[Dataset entries]

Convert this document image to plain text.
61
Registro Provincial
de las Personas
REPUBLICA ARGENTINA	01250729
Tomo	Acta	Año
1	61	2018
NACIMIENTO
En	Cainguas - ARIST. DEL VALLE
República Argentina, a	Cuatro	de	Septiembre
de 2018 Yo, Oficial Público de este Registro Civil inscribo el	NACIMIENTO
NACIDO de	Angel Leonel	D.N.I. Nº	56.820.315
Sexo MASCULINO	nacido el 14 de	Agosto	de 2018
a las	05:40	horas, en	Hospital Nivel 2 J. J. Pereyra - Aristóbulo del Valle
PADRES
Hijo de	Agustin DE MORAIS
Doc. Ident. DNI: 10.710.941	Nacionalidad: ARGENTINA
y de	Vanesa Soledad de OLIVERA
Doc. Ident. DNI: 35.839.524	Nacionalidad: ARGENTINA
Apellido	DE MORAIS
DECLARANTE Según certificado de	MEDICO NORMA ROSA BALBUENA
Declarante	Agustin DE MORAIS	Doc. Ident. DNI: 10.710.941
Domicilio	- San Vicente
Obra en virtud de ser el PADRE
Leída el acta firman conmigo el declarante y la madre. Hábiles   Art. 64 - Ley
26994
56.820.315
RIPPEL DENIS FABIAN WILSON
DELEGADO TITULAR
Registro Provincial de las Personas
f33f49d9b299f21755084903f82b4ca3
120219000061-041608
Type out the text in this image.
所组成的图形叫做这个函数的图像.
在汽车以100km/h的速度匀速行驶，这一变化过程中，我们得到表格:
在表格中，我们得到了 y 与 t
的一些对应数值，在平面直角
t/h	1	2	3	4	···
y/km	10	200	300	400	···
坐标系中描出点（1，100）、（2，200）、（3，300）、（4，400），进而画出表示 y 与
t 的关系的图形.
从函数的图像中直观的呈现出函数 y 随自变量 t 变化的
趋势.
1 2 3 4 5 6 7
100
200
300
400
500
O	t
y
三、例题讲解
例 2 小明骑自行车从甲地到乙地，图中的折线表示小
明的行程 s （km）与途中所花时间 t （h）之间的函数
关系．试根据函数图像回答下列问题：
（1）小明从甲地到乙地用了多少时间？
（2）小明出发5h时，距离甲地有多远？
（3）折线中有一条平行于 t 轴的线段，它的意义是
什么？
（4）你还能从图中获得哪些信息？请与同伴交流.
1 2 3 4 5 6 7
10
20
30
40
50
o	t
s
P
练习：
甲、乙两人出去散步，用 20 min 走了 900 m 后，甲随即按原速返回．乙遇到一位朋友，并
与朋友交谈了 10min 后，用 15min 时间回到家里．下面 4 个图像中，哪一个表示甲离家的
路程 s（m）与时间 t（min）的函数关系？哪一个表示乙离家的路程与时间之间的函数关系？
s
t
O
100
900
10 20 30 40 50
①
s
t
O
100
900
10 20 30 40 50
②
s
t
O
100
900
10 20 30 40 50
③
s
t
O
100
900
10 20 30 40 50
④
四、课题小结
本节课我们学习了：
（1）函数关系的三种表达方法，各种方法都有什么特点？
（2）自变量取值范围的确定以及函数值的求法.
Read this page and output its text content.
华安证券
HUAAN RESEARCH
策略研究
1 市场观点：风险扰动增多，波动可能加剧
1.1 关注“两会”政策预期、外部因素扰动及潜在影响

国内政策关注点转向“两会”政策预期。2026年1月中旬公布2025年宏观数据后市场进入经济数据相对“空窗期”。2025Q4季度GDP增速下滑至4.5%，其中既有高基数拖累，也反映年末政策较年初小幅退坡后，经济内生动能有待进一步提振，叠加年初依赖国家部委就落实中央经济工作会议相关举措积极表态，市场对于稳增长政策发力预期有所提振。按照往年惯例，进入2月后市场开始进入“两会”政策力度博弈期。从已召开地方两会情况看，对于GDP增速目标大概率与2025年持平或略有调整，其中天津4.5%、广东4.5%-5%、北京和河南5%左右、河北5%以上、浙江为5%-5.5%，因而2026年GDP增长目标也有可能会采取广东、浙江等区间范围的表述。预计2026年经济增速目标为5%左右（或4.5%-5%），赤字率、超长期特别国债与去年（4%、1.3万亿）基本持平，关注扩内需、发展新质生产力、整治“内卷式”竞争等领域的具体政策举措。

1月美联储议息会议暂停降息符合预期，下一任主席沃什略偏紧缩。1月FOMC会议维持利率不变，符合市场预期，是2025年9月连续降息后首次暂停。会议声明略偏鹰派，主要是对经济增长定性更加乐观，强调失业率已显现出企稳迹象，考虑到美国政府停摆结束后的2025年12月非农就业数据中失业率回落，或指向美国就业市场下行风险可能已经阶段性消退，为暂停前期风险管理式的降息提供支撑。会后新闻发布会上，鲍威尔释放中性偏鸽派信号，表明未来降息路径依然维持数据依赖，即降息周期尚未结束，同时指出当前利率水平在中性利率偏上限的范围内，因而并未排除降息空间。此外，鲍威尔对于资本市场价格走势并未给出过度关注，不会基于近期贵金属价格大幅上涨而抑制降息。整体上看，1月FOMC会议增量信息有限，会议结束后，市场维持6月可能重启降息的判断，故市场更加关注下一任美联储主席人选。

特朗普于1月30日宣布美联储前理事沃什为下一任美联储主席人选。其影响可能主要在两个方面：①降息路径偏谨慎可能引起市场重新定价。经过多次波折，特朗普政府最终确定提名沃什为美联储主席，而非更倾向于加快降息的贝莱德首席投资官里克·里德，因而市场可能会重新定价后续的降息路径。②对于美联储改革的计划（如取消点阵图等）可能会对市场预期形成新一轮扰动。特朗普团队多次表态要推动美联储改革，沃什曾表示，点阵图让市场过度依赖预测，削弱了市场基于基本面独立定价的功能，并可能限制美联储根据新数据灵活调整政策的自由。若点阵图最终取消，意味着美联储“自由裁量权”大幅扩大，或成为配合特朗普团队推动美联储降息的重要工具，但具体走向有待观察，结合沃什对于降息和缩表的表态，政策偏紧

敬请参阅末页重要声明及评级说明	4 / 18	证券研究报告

▶ [Your task] Using the data above, print every record exactly as shown.

▶ [Solution to the problem]
Convert this document image to plain text.
61
Registro Provincial
de las Personas
REPUBLICA ARGENTINA	01250729
Tomo	Acta	Año
1	61	2018
NACIMIENTO
En	Cainguas - ARIST. DEL VALLE
República Argentina, a	Cuatro	de	Septiembre
de 2018 Yo, Oficial Público de este Registro Civil inscribo el	NACIMIENTO
NACIDO de	Angel Leonel	D.N.I. Nº	56.820.315
Sexo MASCULINO	nacido el 14 de	Agosto	de 2018
a las	05:40	horas, en	Hospital Nivel 2 J. J. Pereyra - Aristóbulo del Valle
PADRES
Hijo de	Agustin DE MORAIS
Doc. Ident. DNI: 10.710.941	Nacionalidad: ARGENTINA
y de	Vanesa Soledad de OLIVERA
Doc. Ident. DNI: 35.839.524	Nacionalidad: ARGENTINA
Apellido	DE MORAIS
DECLARANTE Según certificado de	MEDICO NORMA ROSA BALBUENA
Declarante	Agustin DE MORAIS	Doc. Ident. DNI: 10.710.941
Domicilio	- San Vicente
Obra en virtud de ser el PADRE
Leída el acta firman conmigo el declarante y la madre. Hábiles   Art. 64 - Ley
26994
56.820.315
RIPPEL DENIS FABIAN WILSON
DELEGADO TITULAR
Registro Provincial de las Personas
f33f49d9b299f21755084903f82b4ca3
120219000061-041608
Type out the text in this image.
所组成的图形叫做这个函数的图像.
在汽车以100km/h的速度匀速行驶，这一变化过程中，我们得到表格:
在表格中，我们得到了 y 与 t
的一些对应数值，在平面直角
t/h	1	2	3	4	···
y/km	10	200	300	400	···
坐标系中描出点（1，100）、（2，200）、（3，300）、（4，400），进而画出表示 y 与
t 的关系的图形.
从函数的图像中直观的呈现出函数 y 随自变量 t 变化的
趋势.
1 2 3 4 5 6 7
100
200
300
400
500
O	t
y
三、例题讲解
例 2 小明骑自行车从甲地到乙地，图中的折线表示小
明的行程 s （km）与途中所花时间 t （h）之间的函数
关系．试根据函数图像回答下列问题：
（1）小明从甲地到乙地用了多少时间？
（2）小明出发5h时，距离甲地有多远？
（3）折线中有一条平行于 t 轴的线段，它的意义是
什么？
（4）你还能从图中获得哪些信息？请与同伴交流.
1 2 3 4 5 6 7
10
20
30
40
50
o	t
s
P
练习：
甲、乙两人出去散步，用 20 min 走了 900 m 后，甲随即按原速返回．乙遇到一位朋友，并
与朋友交谈了 10min 后，用 15min 时间回到家里．下面 4 个图像中，哪一个表示甲离家的
路程 s（m）与时间 t（min）的函数关系？哪一个表示乙离家的路程与时间之间的函数关系？
s
t
O
100
900
10 20 30 40 50
①
s
t
O
100
900
10 20 30 40 50
②
s
t
O
100
900
10 20 30 40 50
③
s
t
O
100
900
10 20 30 40 50
④
四、课题小结
本节课我们学习了：
（1）函数关系的三种表达方法，各种方法都有什么特点？
（2）自变量取值范围的确定以及函数值的求法.
Read this page and output its text content.
华安证券
HUAAN RESEARCH
策略研究
1 市场观点：风险扰动增多，波动可能加剧
1.1 关注“两会”政策预期、外部因素扰动及潜在影响

国内政策关注点转向“两会”政策预期。2026年1月中旬公布2025年宏观数据后市场进入经济数据相对“空窗期”。2025Q4季度GDP增速下滑至4.5%，其中既有高基数拖累，也反映年末政策较年初小幅退坡后，经济内生动能有待进一步提振，叠加年初依赖国家部委就落实中央经济工作会议相关举措积极表态，市场对于稳增长政策发力预期有所提振。按照往年惯例，进入2月后市场开始进入“两会”政策力度博弈期。从已召开地方两会情况看，对于GDP增速目标大概率与2025年持平或略有调整，其中天津4.5%、广东4.5%-5%、北京和河南5%左右、河北5%以上、浙江为5%-5.5%，因而2026年GDP增长目标也有可能会采取广东、浙江等区间范围的表述。预计2026年经济增速目标为5%左右（或4.5%-5%），赤字率、超长期特别国债与去年（4%、1.3万亿）基本持平，关注扩内需、发展新质生产力、整治“内卷式”竞争等领域的具体政策举措。

1月美联储议息会议暂停降息符合预期，下一任主席沃什略偏紧缩。1月FOMC会议维持利率不变，符合市场预期，是2025年9月连续降息后首次暂停。会议声明略偏鹰派，主要是对经济增长定性更加乐观，强调失业率已显现出企稳迹象，考虑到美国政府停摆结束后的2025年12月非农就业数据中失业率回落，或指向美国就业市场下行风险可能已经阶段性消退，为暂停前期风险管理式的降息提供支撑。会后新闻发布会上，鲍威尔释放中性偏鸽派信号，表明未来降息路径依然维持数据依赖，即降息周期尚未结束，同时指出当前利率水平在中性利率偏上限的范围内，因而并未排除降息空间。此外，鲍威尔对于资本市场价格走势并未给出过度关注，不会基于近期贵金属价格大幅上涨而抑制降息。整体上看，1月FOMC会议增量信息有限，会议结束后，市场维持6月可能重启降息的判断，故市场更加关注下一任美联储主席人选。

特朗普于1月30日宣布美联储前理事沃什为下一任美联储主席人选。其影响可能主要在两个方面：①降息路径偏谨慎可能引起市场重新定价。经过多次波折，特朗普政府最终确定提名沃什为美联储主席，而非更倾向于加快降息的贝莱德首席投资官里克·里德，因而市场可能会重新定价后续的降息路径。②对于美联储改革的计划（如取消点阵图等）可能会对市场预期形成新一轮扰动。特朗普团队多次表态要推动美联储改革，沃什曾表示，点阵图让市场过度依赖预测，削弱了市场基于基本面独立定价的功能，并可能限制美联储根据新数据灵活调整政策的自由。若点阵图最终取消，意味着美联储“自由裁量权”大幅扩大，或成为配合特朗普团队推动美联储降息的重要工具，但具体走向有待观察，结合沃什对于降息和缩表的表态，政策偏紧

敬请参阅末页重要声明及评级说明	4 / 18	证券研究报告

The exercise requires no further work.